WORK INSTRUCTIONS –
Return the number of lines that contain the word "molchilar", and return nothing else.

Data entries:
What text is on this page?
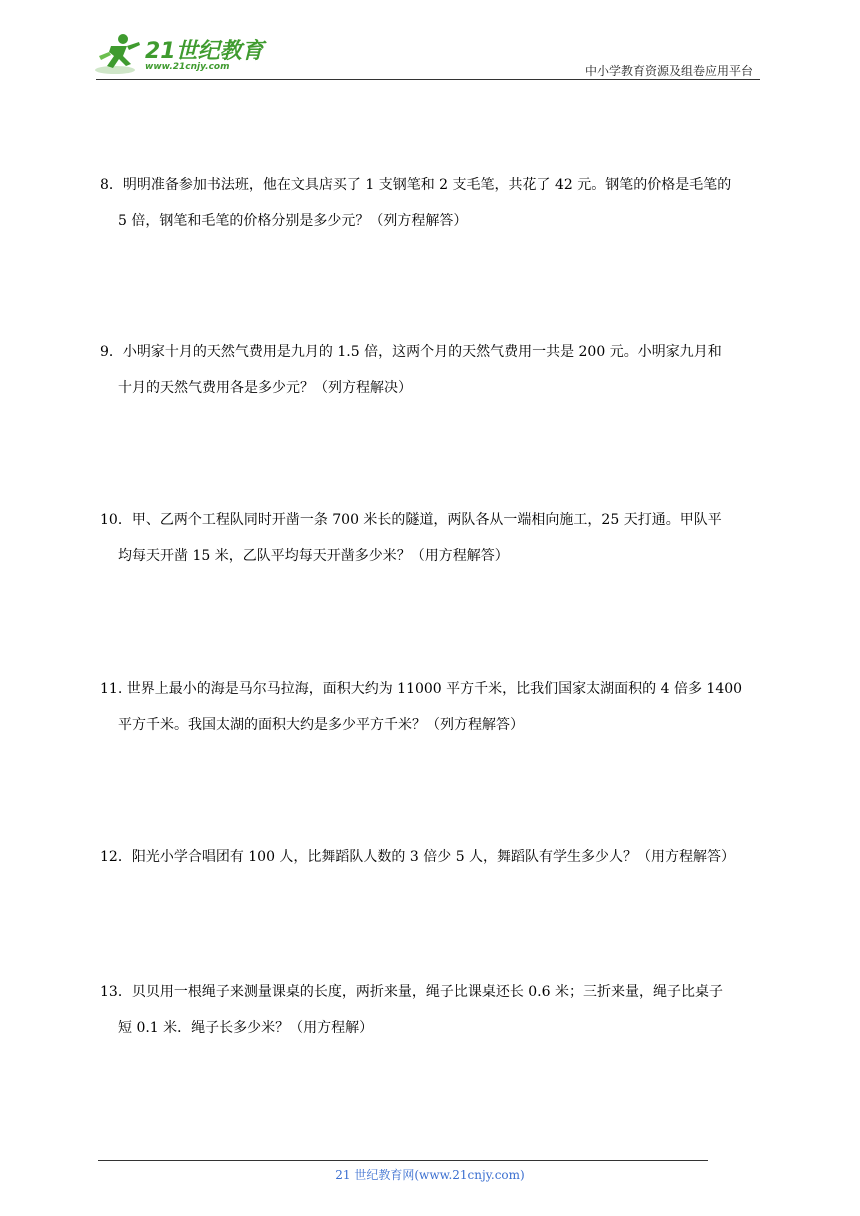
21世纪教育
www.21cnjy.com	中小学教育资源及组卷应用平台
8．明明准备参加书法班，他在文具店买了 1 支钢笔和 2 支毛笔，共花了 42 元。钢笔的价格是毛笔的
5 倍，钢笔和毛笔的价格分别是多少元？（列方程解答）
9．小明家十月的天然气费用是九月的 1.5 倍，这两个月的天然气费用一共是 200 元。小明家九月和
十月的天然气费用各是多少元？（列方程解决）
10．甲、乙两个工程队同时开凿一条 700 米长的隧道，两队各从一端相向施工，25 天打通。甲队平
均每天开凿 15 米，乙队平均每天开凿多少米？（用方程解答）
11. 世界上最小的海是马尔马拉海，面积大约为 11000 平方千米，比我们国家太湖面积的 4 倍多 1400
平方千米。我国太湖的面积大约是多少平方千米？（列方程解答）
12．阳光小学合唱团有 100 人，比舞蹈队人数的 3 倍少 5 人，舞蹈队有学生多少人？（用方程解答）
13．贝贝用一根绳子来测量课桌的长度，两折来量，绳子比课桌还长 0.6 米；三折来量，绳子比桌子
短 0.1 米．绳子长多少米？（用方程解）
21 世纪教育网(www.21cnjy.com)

--

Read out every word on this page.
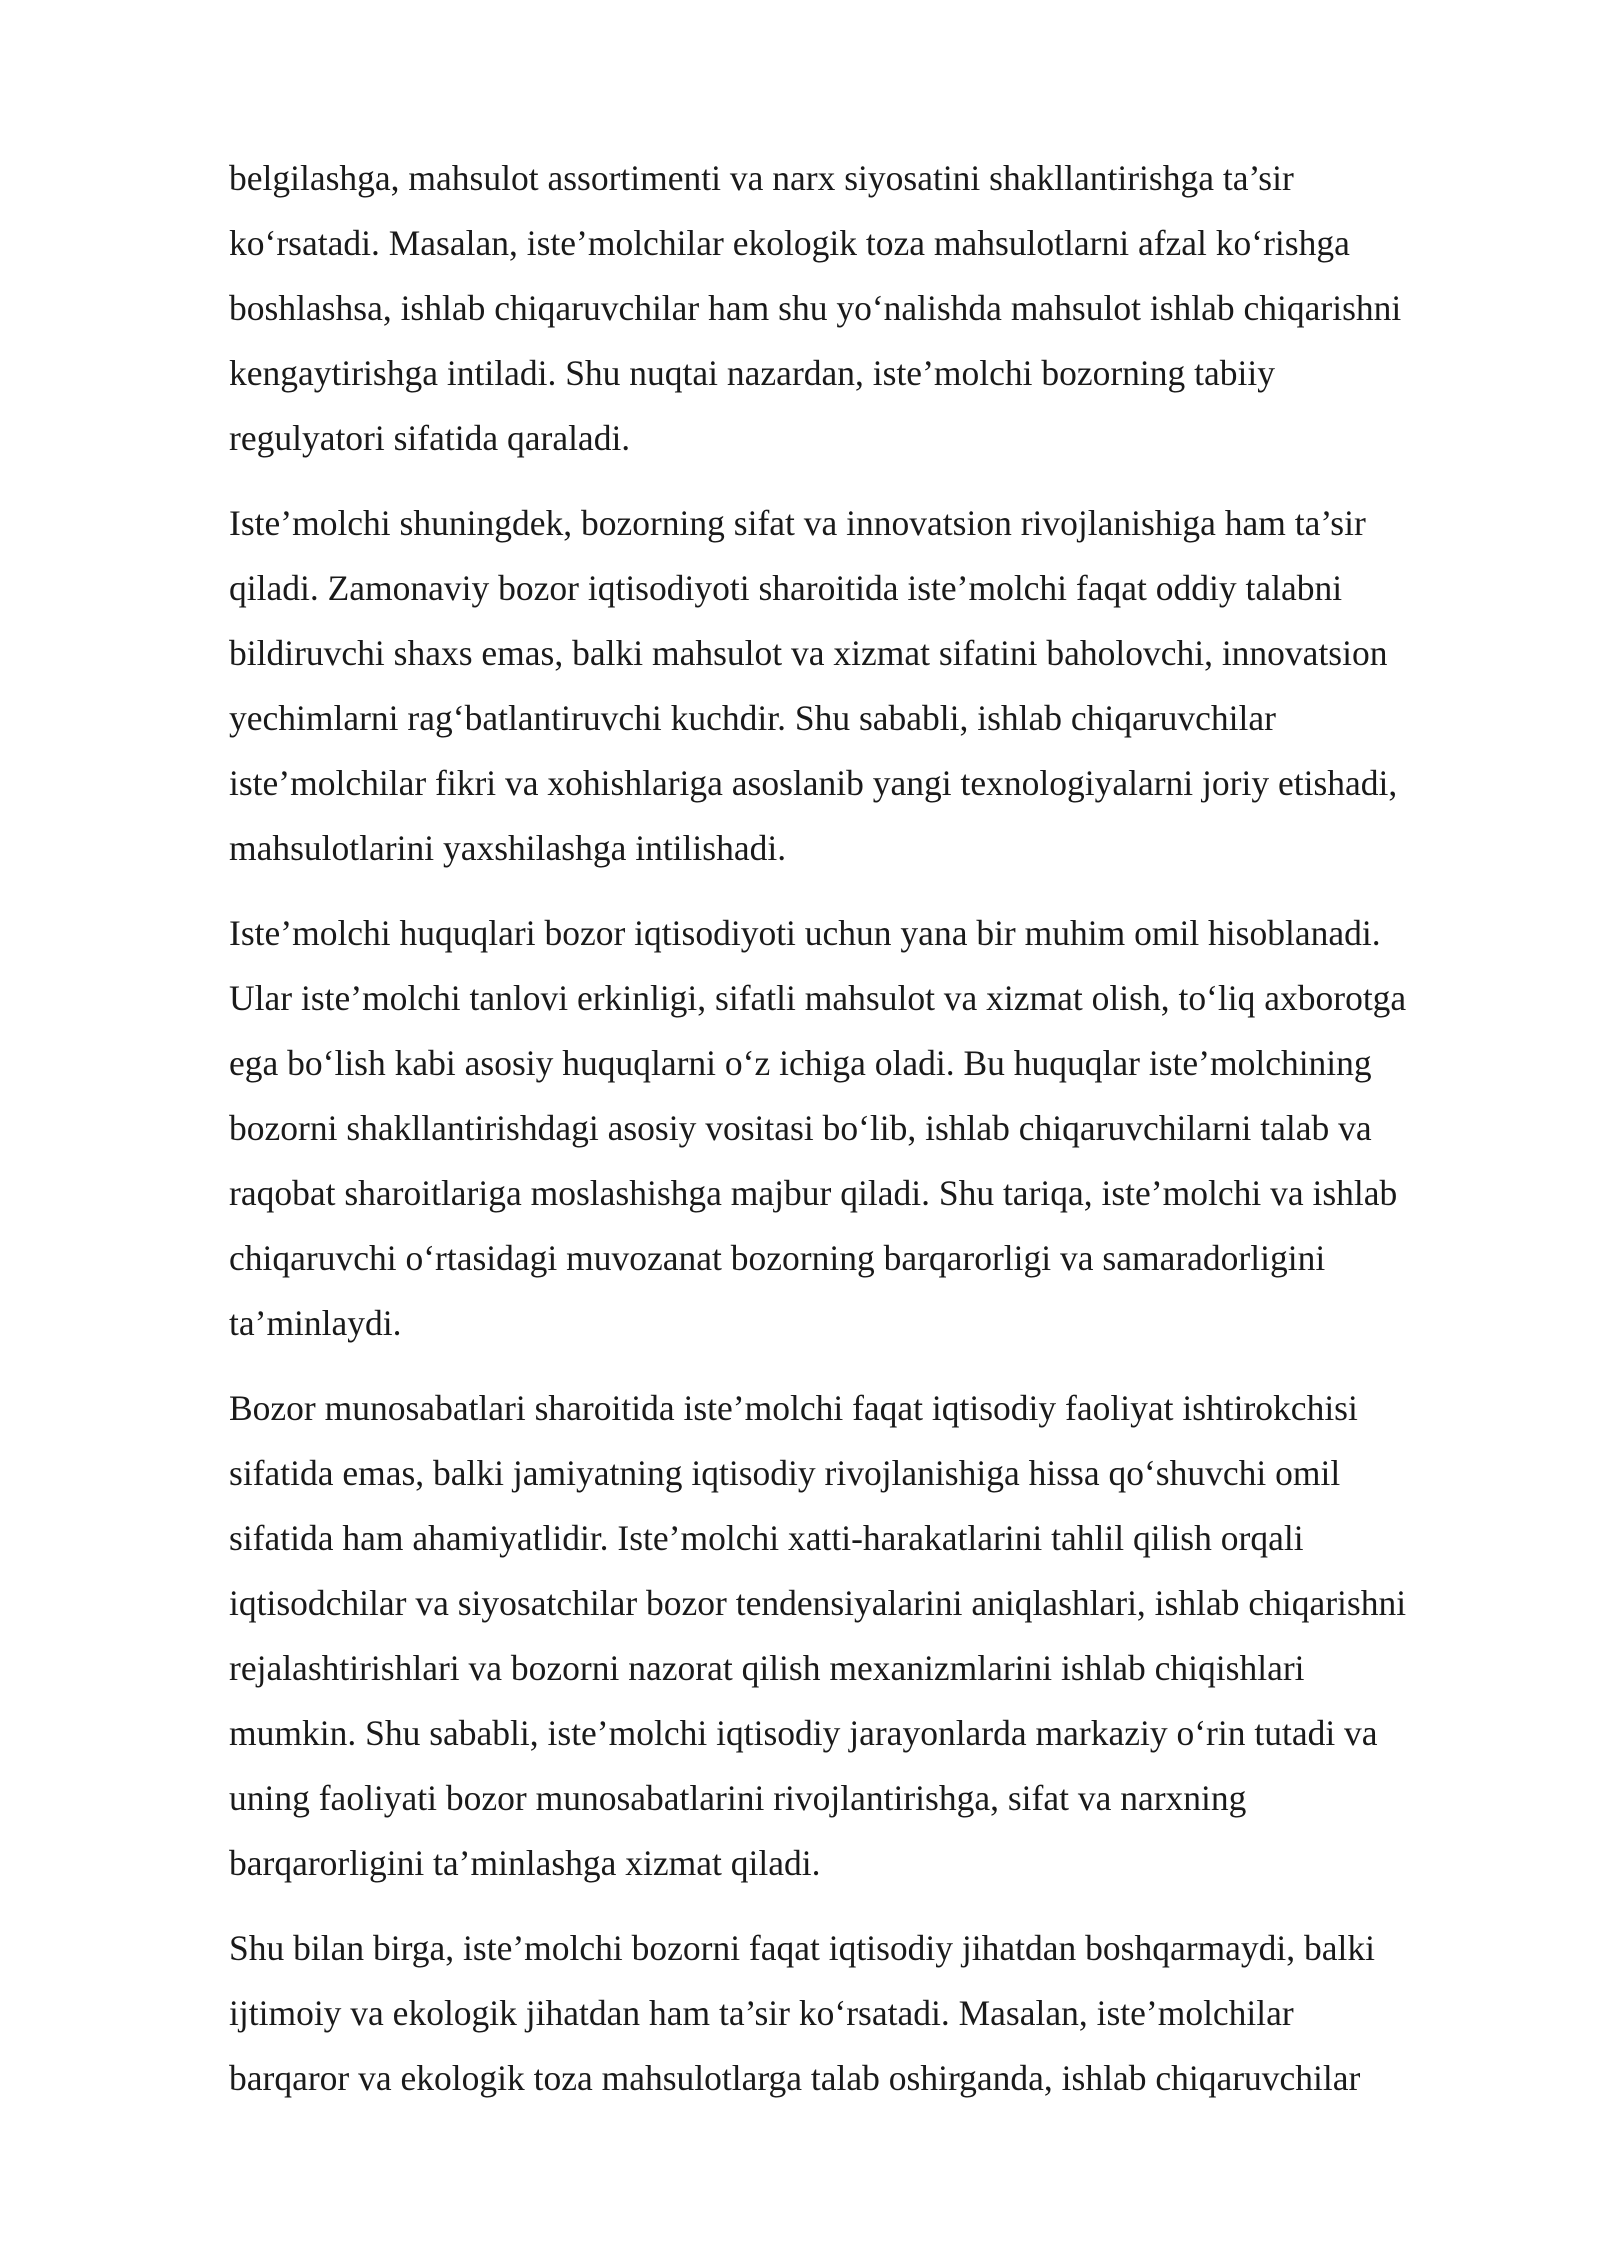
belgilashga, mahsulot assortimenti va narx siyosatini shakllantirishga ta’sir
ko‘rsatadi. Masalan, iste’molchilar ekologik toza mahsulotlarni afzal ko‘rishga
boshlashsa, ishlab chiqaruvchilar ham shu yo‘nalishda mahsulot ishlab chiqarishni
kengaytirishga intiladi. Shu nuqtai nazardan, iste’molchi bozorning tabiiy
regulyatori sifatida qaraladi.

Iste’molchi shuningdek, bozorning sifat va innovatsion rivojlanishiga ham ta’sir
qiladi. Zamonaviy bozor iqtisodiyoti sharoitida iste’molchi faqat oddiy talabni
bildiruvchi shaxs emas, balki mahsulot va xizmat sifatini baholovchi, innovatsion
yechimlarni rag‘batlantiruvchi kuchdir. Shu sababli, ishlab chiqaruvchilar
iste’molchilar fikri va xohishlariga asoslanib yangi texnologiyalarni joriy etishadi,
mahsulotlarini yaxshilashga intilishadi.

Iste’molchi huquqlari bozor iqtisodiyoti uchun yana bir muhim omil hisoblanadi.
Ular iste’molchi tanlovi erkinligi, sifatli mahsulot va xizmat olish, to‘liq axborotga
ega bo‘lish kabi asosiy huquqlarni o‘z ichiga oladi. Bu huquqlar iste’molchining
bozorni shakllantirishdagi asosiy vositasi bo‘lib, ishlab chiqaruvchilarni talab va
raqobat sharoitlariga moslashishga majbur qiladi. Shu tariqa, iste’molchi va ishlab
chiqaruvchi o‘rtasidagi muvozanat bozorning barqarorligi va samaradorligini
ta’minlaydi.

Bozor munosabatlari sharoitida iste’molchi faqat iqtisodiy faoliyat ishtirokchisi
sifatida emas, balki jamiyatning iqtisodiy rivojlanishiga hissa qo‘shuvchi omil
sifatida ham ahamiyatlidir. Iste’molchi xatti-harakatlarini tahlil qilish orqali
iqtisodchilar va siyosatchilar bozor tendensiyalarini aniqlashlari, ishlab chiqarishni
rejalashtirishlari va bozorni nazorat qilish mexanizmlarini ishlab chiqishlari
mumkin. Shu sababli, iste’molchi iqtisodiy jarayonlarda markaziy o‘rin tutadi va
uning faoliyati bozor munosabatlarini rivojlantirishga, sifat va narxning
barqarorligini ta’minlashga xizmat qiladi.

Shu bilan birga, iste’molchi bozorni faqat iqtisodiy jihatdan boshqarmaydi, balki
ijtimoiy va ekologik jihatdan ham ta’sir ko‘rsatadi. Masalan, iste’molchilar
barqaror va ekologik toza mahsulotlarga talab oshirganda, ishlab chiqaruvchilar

WRITTEN ANSWER –
3